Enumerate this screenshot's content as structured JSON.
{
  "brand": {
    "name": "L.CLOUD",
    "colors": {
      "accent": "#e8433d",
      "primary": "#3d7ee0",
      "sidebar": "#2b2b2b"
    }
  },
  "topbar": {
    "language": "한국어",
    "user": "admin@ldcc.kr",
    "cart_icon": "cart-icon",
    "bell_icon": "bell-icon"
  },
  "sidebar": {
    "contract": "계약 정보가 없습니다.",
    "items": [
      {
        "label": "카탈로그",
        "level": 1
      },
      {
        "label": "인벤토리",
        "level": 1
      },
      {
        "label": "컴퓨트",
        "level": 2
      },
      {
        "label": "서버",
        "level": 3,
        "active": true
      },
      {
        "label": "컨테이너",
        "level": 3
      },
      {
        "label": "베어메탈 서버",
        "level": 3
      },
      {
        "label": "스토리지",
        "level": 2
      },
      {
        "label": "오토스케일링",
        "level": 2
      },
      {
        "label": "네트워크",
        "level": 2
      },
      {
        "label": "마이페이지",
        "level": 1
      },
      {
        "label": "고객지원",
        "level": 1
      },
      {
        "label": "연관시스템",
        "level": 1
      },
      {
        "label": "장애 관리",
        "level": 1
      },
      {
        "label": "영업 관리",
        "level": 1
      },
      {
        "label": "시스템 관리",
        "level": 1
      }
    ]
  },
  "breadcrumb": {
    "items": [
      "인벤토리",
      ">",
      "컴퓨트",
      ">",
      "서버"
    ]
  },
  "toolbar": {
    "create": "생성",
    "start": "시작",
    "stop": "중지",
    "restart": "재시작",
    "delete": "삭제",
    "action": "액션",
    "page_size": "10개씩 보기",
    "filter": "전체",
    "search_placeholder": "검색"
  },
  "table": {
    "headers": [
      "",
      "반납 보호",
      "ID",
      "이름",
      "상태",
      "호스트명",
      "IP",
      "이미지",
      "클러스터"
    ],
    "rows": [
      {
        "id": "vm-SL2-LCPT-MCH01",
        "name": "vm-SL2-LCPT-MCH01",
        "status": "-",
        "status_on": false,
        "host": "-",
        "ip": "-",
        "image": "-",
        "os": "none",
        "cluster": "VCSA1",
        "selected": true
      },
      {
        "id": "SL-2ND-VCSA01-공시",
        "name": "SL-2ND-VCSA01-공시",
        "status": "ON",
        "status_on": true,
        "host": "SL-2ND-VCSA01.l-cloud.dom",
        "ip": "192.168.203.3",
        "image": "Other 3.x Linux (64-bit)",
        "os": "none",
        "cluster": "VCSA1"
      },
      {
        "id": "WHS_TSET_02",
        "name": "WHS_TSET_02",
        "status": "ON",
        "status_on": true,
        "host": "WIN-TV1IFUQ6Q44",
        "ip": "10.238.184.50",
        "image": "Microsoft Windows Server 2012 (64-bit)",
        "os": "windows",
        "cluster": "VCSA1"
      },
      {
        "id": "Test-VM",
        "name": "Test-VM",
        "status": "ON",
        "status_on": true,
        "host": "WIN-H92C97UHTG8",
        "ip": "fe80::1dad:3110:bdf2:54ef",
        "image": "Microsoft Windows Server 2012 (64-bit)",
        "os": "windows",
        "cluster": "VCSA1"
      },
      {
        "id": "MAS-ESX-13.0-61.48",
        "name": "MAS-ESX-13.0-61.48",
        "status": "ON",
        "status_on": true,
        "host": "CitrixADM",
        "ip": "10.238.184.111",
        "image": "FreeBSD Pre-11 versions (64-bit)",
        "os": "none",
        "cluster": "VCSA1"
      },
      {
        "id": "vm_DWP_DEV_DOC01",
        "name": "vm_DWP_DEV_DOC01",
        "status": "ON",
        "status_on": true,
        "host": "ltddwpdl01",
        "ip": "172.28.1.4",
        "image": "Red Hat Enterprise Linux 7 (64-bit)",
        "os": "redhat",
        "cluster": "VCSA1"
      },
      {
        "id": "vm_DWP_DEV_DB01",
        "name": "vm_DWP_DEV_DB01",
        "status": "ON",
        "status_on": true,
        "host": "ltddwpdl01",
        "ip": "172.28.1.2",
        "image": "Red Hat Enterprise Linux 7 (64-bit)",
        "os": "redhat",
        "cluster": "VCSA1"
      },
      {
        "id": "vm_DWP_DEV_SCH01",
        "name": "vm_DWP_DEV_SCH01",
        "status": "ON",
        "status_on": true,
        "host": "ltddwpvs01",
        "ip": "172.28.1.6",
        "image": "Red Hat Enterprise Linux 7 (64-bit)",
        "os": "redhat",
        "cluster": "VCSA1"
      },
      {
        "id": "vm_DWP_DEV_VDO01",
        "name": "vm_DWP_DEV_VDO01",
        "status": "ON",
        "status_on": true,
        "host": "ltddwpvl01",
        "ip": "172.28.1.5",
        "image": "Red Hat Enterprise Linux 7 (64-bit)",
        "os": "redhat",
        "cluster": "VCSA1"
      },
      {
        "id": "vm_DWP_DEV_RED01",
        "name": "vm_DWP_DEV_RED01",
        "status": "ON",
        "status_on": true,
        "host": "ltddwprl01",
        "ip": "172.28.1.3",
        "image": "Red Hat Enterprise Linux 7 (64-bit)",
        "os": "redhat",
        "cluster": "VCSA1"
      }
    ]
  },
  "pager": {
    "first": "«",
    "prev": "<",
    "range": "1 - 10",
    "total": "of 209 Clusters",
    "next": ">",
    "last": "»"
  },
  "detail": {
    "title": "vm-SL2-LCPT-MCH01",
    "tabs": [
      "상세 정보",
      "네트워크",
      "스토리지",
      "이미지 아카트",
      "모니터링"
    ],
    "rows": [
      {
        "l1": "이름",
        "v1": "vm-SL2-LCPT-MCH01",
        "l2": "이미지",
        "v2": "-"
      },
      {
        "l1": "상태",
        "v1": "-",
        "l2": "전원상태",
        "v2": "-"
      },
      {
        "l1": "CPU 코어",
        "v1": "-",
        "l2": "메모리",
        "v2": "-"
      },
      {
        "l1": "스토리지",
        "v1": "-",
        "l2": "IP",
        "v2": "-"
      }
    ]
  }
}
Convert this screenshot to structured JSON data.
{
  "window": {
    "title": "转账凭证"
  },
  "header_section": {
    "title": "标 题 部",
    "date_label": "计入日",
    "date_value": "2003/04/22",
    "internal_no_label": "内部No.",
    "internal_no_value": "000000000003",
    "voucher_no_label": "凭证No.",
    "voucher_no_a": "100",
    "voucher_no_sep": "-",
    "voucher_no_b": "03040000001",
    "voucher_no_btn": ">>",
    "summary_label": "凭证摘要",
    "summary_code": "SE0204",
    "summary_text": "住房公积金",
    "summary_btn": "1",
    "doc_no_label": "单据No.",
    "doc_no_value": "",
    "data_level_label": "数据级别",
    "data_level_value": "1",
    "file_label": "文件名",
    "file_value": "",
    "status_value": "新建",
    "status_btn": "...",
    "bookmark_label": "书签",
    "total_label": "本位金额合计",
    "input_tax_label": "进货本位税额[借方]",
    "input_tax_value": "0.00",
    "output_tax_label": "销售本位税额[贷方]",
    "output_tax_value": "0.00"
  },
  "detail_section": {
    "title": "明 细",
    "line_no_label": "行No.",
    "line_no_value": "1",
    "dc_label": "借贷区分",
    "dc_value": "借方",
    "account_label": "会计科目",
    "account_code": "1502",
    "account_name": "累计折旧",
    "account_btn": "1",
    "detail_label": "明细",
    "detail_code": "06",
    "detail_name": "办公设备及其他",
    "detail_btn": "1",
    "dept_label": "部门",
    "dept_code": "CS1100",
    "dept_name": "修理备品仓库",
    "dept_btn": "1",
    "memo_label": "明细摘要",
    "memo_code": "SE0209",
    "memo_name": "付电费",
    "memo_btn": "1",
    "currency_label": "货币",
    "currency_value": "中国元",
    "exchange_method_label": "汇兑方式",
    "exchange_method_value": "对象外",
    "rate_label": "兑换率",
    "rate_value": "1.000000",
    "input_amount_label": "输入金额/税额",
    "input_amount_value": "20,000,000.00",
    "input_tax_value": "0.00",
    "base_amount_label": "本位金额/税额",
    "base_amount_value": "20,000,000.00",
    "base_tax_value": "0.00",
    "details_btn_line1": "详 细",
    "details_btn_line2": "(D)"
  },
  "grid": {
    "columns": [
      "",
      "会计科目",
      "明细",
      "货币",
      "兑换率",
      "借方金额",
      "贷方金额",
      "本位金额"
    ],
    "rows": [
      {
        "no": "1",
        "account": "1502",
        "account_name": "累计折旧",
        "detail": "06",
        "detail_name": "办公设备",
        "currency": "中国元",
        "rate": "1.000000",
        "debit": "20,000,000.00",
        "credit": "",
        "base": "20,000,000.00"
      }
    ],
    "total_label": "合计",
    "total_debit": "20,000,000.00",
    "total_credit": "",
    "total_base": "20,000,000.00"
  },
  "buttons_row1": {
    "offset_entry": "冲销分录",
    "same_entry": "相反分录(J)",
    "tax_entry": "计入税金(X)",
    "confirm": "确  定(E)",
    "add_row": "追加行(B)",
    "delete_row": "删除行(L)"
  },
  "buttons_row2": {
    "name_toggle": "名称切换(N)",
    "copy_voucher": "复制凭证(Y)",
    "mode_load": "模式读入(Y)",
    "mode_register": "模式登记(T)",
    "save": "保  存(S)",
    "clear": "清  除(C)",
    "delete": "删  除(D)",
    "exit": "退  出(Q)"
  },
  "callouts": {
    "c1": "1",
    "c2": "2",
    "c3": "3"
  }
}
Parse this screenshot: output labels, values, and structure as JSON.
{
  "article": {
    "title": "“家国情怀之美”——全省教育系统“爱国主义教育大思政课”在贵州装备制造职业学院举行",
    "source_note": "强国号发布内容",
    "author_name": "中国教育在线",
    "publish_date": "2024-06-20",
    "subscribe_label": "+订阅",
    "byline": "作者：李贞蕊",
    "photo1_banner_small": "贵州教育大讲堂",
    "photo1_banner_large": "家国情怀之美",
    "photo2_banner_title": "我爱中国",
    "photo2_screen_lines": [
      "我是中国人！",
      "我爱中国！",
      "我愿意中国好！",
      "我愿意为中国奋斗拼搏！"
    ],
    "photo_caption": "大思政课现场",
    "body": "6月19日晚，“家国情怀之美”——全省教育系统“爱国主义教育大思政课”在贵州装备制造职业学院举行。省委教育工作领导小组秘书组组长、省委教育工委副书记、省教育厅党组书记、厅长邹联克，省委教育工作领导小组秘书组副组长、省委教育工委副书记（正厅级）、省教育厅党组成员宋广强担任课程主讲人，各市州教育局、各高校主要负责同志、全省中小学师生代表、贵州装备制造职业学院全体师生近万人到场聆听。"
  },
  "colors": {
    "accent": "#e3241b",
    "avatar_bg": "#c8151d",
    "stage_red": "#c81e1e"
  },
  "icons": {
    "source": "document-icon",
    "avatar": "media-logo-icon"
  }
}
··········
#### [Task prompt]
Repeat only the lines from the one holding "Parse this screenshot: output" through the last line of the data.

#### [Task response]
Parse this screenshot: output labels, values, and structure as JSON.
{
  "article": {
    "title": "“家国情怀之美”——全省教育系统“爱国主义教育大思政课”在贵州装备制造职业学院举行",
    "source_note": "强国号发布内容",
    "author_name": "中国教育在线",
    "publish_date": "2024-06-20",
    "subscribe_label": "+订阅",
    "byline": "作者：李贞蕊",
    "photo1_banner_small": "贵州教育大讲堂",
    "photo1_banner_large": "家国情怀之美",
    "photo2_banner_title": "我爱中国",
    "photo2_screen_lines": [
      "我是中国人！",
      "我爱中国！",
      "我愿意中国好！",
      "我愿意为中国奋斗拼搏！"
    ],
    "photo_caption": "大思政课现场",
    "body": "6月19日晚，“家国情怀之美”——全省教育系统“爱国主义教育大思政课”在贵州装备制造职业学院举行。省委教育工作领导小组秘书组组长、省委教育工委副书记、省教育厅党组书记、厅长邹联克，省委教育工作领导小组秘书组副组长、省委教育工委副书记（正厅级）、省教育厅党组成员宋广强担任课程主讲人，各市州教育局、各高校主要负责同志、全省中小学师生代表、贵州装备制造职业学院全体师生近万人到场聆听。"
  },
  "colors": {
    "accent": "#e3241b",
    "avatar_bg": "#c8151d",
    "stage_red": "#c81e1e"
  },
  "icons": {
    "source": "document-icon",
    "avatar": "media-logo-icon"
  }
}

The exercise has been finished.